• **WHAT THE TASK REQUIRES**
Extract the lines of the items below, from the first line through the line containing "legend-label-repeat-visitor: リピート訪問ユーザー: [207, 302, 328, 317]", both ends included, and copy each one without any change.

• **RECORDS TO PROCESS**

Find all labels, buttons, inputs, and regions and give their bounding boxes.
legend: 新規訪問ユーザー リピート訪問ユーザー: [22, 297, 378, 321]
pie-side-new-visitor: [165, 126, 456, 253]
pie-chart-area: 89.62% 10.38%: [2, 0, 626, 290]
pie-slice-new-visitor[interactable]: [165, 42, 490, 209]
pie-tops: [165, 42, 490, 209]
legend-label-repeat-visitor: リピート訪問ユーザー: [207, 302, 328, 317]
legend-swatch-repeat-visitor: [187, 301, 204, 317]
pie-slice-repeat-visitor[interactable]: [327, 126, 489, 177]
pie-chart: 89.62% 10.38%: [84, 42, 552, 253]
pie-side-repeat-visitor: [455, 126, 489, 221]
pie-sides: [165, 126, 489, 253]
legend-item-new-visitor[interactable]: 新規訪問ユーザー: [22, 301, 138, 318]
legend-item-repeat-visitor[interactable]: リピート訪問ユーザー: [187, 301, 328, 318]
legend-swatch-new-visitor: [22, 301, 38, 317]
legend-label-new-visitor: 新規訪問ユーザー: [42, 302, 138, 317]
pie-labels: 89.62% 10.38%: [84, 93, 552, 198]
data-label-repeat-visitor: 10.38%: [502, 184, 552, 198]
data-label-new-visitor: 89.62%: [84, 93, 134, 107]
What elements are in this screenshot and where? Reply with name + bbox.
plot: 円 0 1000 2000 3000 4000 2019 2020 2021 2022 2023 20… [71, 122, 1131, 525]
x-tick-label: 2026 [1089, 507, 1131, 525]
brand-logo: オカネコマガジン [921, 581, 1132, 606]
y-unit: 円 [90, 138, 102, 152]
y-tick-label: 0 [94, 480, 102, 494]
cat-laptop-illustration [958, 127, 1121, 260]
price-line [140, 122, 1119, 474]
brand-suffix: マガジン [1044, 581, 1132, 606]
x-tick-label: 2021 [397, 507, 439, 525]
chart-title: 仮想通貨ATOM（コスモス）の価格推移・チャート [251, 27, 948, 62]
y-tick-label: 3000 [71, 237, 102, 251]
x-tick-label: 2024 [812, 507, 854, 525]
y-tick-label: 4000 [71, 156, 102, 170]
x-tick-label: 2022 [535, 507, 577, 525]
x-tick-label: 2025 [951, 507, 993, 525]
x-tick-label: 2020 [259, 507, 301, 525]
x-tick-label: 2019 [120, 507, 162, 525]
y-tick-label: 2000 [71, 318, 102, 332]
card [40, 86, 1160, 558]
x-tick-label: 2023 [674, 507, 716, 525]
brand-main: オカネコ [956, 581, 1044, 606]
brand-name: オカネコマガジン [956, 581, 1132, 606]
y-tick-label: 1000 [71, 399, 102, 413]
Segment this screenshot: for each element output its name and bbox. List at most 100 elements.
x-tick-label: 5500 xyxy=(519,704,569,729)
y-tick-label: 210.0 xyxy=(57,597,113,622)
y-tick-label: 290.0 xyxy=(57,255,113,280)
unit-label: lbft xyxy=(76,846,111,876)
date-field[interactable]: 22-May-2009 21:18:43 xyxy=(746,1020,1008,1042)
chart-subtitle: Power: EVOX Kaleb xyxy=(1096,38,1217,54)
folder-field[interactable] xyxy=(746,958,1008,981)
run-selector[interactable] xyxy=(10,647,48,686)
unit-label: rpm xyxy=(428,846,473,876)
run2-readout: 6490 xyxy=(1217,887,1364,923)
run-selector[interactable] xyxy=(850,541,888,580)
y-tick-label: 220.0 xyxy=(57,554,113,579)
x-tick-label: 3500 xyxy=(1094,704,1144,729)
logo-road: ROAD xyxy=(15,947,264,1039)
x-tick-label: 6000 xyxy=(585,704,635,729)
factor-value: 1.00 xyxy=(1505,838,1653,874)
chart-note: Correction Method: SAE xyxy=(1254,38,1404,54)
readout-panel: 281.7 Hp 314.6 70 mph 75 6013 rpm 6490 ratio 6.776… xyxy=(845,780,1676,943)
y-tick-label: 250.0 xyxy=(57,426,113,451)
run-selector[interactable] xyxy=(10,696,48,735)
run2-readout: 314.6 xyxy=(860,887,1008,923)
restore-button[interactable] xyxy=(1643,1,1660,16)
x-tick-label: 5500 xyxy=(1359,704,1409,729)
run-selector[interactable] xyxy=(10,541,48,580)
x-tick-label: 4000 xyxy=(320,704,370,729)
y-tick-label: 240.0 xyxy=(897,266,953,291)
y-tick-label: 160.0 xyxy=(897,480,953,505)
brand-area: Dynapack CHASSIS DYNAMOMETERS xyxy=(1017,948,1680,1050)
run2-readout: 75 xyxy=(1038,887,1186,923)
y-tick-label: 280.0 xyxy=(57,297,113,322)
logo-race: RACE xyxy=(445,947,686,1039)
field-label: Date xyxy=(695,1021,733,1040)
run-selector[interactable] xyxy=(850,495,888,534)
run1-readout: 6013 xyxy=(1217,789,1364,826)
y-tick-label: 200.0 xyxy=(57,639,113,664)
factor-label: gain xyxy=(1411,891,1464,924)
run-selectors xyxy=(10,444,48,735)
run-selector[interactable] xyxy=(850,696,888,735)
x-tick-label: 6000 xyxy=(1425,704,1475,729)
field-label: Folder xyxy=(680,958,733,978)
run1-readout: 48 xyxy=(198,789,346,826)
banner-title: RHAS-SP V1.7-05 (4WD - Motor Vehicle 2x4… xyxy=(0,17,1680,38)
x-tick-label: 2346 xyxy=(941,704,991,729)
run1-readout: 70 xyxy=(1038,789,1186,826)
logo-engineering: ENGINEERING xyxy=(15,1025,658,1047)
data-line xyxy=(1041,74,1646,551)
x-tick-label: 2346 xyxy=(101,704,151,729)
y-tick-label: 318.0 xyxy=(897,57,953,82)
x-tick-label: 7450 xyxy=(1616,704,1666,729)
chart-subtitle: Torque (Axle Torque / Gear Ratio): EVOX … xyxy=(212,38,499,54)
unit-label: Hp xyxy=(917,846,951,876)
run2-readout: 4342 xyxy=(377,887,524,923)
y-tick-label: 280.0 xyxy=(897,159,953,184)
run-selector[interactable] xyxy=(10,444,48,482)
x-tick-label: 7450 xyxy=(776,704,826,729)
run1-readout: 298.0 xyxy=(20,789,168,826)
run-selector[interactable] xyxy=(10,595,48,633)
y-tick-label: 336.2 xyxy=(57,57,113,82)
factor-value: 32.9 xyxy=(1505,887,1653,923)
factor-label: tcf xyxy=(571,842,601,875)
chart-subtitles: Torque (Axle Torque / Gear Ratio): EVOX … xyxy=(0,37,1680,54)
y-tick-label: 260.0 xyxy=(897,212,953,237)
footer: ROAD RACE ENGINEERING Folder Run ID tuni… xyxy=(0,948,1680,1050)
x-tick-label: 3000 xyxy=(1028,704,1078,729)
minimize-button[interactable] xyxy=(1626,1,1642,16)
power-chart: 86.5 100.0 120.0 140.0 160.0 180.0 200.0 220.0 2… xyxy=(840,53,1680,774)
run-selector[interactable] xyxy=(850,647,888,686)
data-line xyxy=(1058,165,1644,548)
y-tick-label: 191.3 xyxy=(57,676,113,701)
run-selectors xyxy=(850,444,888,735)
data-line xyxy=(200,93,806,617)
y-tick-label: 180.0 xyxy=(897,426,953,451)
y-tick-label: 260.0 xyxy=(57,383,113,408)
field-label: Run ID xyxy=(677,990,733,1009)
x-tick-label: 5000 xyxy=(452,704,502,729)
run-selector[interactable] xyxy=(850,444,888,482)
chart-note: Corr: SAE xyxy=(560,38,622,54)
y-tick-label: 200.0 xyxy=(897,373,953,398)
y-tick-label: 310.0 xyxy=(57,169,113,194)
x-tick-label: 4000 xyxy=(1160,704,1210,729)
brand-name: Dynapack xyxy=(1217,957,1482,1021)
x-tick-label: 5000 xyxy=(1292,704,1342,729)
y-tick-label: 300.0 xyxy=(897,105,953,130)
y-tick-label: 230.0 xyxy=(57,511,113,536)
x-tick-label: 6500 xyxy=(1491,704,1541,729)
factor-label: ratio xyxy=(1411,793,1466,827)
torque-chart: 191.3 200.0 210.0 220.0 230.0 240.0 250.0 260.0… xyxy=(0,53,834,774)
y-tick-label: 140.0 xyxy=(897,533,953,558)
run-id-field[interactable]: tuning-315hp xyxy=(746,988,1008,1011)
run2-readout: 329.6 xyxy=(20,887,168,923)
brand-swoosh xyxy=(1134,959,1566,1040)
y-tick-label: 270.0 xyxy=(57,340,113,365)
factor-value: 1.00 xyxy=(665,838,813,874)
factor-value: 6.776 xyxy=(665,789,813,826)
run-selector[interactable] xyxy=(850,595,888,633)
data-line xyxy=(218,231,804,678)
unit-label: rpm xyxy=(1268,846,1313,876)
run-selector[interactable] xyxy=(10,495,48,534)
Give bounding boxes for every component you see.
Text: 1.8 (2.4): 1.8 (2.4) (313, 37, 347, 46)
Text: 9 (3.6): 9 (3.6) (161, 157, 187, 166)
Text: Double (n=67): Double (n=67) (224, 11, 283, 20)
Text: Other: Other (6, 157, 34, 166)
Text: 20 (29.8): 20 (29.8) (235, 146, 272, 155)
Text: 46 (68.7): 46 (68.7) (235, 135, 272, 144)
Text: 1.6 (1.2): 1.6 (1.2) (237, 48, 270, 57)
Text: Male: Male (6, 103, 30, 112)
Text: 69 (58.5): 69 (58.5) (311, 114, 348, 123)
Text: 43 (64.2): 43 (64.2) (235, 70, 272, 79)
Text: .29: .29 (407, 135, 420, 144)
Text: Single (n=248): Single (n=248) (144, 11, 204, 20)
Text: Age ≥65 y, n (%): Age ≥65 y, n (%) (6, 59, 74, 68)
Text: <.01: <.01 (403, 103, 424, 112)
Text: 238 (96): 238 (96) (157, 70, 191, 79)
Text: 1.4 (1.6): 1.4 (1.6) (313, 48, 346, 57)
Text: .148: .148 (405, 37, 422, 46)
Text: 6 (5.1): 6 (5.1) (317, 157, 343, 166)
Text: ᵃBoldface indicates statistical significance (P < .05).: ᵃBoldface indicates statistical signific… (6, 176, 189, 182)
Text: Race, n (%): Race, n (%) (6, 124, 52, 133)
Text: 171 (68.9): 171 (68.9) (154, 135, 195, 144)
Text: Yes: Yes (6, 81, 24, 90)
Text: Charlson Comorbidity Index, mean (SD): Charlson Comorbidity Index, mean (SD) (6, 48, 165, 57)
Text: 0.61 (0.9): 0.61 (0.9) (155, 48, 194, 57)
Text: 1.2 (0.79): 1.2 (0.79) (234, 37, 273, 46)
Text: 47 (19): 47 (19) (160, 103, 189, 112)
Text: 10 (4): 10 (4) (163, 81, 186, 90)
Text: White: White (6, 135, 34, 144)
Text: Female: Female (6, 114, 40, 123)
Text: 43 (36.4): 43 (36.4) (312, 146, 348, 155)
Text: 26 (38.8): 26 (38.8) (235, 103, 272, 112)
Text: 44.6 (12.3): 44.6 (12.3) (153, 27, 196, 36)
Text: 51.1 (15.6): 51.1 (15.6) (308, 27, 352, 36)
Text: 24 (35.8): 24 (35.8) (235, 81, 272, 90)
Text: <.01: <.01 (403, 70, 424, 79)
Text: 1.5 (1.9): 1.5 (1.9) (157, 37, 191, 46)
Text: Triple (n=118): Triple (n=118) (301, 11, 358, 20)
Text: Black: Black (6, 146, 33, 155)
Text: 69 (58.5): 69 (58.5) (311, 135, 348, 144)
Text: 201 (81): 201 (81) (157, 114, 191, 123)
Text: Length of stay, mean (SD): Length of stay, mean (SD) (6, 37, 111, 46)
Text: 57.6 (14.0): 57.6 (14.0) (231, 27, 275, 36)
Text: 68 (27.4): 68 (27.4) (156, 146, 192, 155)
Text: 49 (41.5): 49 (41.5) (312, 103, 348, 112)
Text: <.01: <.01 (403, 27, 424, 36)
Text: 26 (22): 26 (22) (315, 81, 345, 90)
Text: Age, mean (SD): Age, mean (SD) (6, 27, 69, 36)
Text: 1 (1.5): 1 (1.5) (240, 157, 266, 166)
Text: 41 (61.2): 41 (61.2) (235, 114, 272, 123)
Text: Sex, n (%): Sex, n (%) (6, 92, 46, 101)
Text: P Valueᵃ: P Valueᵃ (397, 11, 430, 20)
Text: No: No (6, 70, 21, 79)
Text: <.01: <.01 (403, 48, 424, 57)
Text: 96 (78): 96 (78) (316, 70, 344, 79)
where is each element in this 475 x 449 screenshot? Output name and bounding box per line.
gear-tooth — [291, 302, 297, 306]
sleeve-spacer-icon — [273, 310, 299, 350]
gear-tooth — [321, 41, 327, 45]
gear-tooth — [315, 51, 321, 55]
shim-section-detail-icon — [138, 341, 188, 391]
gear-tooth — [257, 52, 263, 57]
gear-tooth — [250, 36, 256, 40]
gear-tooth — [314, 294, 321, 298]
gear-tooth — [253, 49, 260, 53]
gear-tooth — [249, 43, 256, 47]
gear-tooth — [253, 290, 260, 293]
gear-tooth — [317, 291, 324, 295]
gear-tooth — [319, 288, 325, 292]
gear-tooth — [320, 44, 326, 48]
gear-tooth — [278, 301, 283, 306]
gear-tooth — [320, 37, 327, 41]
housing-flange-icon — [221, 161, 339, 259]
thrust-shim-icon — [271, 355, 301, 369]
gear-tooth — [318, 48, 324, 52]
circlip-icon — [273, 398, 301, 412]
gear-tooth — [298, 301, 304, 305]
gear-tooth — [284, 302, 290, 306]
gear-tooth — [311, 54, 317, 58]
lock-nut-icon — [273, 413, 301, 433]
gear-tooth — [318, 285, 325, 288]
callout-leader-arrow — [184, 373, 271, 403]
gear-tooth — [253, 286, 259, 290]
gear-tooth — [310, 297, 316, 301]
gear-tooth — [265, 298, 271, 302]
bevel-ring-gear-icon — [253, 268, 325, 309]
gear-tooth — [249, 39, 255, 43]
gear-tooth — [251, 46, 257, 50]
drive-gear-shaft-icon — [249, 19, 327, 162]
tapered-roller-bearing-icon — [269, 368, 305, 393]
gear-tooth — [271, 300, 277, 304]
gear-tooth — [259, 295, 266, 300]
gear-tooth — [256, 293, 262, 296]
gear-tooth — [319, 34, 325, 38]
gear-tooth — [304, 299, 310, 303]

• **ANSWER TO THE EXERCISE**
Find all labels, buttons, inputs, and regions and give their bounding boxes.
legend: 新規訪問ユーザー リピート訪問ユーザー: [22, 297, 378, 321]
pie-side-new-visitor: [165, 126, 456, 253]
pie-chart-area: 89.62% 10.38%: [2, 0, 626, 290]
pie-slice-new-visitor[interactable]: [165, 42, 490, 209]
pie-tops: [165, 42, 490, 209]
legend-label-repeat-visitor: リピート訪問ユーザー: [207, 302, 328, 317]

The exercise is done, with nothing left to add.